Exercise instructions. It is required that all of the data be written out exactly.
********************
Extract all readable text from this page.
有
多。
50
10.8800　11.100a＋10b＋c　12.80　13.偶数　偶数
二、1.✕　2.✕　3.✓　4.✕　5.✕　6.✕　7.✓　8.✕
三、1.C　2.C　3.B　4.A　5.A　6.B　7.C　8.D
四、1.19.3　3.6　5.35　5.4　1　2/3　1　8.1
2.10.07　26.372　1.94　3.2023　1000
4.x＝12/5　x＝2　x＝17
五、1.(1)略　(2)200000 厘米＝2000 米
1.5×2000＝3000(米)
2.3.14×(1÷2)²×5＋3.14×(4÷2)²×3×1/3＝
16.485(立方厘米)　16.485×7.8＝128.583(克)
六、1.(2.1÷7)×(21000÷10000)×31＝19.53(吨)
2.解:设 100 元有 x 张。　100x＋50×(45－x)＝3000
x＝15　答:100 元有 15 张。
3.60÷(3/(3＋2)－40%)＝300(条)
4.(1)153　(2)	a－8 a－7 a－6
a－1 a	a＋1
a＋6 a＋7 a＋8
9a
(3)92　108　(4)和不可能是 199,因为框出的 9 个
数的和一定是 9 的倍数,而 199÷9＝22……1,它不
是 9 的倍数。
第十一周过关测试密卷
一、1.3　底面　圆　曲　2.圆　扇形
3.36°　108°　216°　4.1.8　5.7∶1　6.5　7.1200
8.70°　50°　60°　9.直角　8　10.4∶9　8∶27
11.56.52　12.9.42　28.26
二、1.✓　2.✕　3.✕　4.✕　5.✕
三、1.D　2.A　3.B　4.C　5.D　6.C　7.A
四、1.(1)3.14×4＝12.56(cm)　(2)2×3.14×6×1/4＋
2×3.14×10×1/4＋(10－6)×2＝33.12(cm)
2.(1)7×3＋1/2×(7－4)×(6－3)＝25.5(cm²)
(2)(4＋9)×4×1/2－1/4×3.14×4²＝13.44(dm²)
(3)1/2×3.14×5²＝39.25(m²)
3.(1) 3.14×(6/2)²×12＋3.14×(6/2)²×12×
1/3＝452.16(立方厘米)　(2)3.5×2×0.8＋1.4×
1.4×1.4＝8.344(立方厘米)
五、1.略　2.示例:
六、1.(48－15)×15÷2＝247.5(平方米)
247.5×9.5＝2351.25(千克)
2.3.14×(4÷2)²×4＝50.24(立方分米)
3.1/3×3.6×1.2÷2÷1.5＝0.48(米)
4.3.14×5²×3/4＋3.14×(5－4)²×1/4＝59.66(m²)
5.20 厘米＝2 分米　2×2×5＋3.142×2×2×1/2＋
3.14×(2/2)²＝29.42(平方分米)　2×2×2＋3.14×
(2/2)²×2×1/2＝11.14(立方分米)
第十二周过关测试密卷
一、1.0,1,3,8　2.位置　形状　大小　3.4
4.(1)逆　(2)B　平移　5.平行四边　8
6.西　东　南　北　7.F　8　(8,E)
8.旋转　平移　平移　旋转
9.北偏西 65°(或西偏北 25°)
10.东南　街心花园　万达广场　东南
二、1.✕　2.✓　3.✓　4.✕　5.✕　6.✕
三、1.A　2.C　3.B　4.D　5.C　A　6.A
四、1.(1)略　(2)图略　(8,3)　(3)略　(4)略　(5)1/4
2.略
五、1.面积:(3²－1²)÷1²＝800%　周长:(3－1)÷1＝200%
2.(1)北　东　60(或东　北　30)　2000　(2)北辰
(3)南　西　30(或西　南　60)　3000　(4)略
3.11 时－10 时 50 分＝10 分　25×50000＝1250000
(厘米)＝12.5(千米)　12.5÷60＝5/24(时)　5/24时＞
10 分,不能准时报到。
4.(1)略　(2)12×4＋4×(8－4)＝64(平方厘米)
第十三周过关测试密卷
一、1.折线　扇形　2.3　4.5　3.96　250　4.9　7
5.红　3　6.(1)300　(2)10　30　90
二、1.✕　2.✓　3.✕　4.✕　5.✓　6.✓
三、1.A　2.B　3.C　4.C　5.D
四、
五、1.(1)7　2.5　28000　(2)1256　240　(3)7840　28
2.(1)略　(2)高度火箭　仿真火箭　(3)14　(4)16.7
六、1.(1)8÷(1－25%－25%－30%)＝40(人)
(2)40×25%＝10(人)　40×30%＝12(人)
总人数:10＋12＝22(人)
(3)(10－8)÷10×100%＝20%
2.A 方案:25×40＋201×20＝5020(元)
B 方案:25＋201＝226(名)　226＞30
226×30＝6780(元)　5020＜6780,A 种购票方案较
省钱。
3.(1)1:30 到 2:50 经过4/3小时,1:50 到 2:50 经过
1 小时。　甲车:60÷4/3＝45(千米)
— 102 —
********************
Expected answer.
Extract all readable text from this page.
有
多。
50
10.8800　11.100a＋10b＋c　12.80　13.偶数　偶数
二、1.✕　2.✕　3.✓　4.✕　5.✕　6.✕　7.✓　8.✕
三、1.C　2.C　3.B　4.A　5.A　6.B　7.C　8.D
四、1.19.3　3.6　5.35　5.4　1　2/3　1　8.1
2.10.07　26.372　1.94　3.2023　1000
4.x＝12/5　x＝2　x＝17
五、1.(1)略　(2)200000 厘米＝2000 米
1.5×2000＝3000(米)
2.3.14×(1÷2)²×5＋3.14×(4÷2)²×3×1/3＝
16.485(立方厘米)　16.485×7.8＝128.583(克)
六、1.(2.1÷7)×(21000÷10000)×31＝19.53(吨)
2.解:设 100 元有 x 张。　100x＋50×(45－x)＝3000
x＝15　答:100 元有 15 张。
3.60÷(3/(3＋2)－40%)＝300(条)
4.(1)153　(2)	a－8 a－7 a－6
a－1 a	a＋1
a＋6 a＋7 a＋8
9a
(3)92　108　(4)和不可能是 199,因为框出的 9 个
数的和一定是 9 的倍数,而 199÷9＝22……1,它不
是 9 的倍数。
第十一周过关测试密卷
一、1.3　底面　圆　曲　2.圆　扇形
3.36°　108°　216°　4.1.8　5.7∶1　6.5　7.1200
8.70°　50°　60°　9.直角　8　10.4∶9　8∶27
11.56.52　12.9.42　28.26
二、1.✓　2.✕　3.✕　4.✕　5.✕
三、1.D　2.A　3.B　4.C　5.D　6.C　7.A
四、1.(1)3.14×4＝12.56(cm)　(2)2×3.14×6×1/4＋
2×3.14×10×1/4＋(10－6)×2＝33.12(cm)
2.(1)7×3＋1/2×(7－4)×(6－3)＝25.5(cm²)
(2)(4＋9)×4×1/2－1/4×3.14×4²＝13.44(dm²)
(3)1/2×3.14×5²＝39.25(m²)
3.(1) 3.14×(6/2)²×12＋3.14×(6/2)²×12×
1/3＝452.16(立方厘米)　(2)3.5×2×0.8＋1.4×
1.4×1.4＝8.344(立方厘米)
五、1.略　2.示例:
六、1.(48－15)×15÷2＝247.5(平方米)
247.5×9.5＝2351.25(千克)
2.3.14×(4÷2)²×4＝50.24(立方分米)
3.1/3×3.6×1.2÷2÷1.5＝0.48(米)
4.3.14×5²×3/4＋3.14×(5－4)²×1/4＝59.66(m²)
5.20 厘米＝2 分米　2×2×5＋3.142×2×2×1/2＋
3.14×(2/2)²＝29.42(平方分米)　2×2×2＋3.14×
(2/2)²×2×1/2＝11.14(立方分米)
第十二周过关测试密卷
一、1.0,1,3,8　2.位置　形状　大小　3.4
4.(1)逆　(2)B　平移　5.平行四边　8
6.西　东　南　北　7.F　8　(8,E)
8.旋转　平移　平移　旋转
9.北偏西 65°(或西偏北 25°)
10.东南　街心花园　万达广场　东南
二、1.✕　2.✓　3.✓　4.✕　5.✕　6.✕
三、1.A　2.C　3.B　4.D　5.C　A　6.A
四、1.(1)略　(2)图略　(8,3)　(3)略　(4)略　(5)1/4
2.略
五、1.面积:(3²－1²)÷1²＝800%　周长:(3－1)÷1＝200%
2.(1)北　东　60(或东　北　30)　2000　(2)北辰
(3)南　西　30(或西　南　60)　3000　(4)略
3.11 时－10 时 50 分＝10 分　25×50000＝1250000
(厘米)＝12.5(千米)　12.5÷60＝5/24(时)　5/24时＞
10 分,不能准时报到。
4.(1)略　(2)12×4＋4×(8－4)＝64(平方厘米)
第十三周过关测试密卷
一、1.折线　扇形　2.3　4.5　3.96　250　4.9　7
5.红　3　6.(1)300　(2)10　30　90
二、1.✕　2.✓　3.✕　4.✕　5.✓　6.✓
三、1.A　2.B　3.C　4.C　5.D
四、
五、1.(1)7　2.5　28000　(2)1256　240　(3)7840　28
2.(1)略　(2)高度火箭　仿真火箭　(3)14　(4)16.7
六、1.(1)8÷(1－25%－25%－30%)＝40(人)
(2)40×25%＝10(人)　40×30%＝12(人)
总人数:10＋12＝22(人)
(3)(10－8)÷10×100%＝20%
2.A 方案:25×40＋201×20＝5020(元)
B 方案:25＋201＝226(名)　226＞30
226×30＝6780(元)　5020＜6780,A 种购票方案较
省钱。
3.(1)1:30 到 2:50 经过4/3小时,1:50 到 2:50 经过
1 小时。　甲车:60÷4/3＝45(千米)
— 102 —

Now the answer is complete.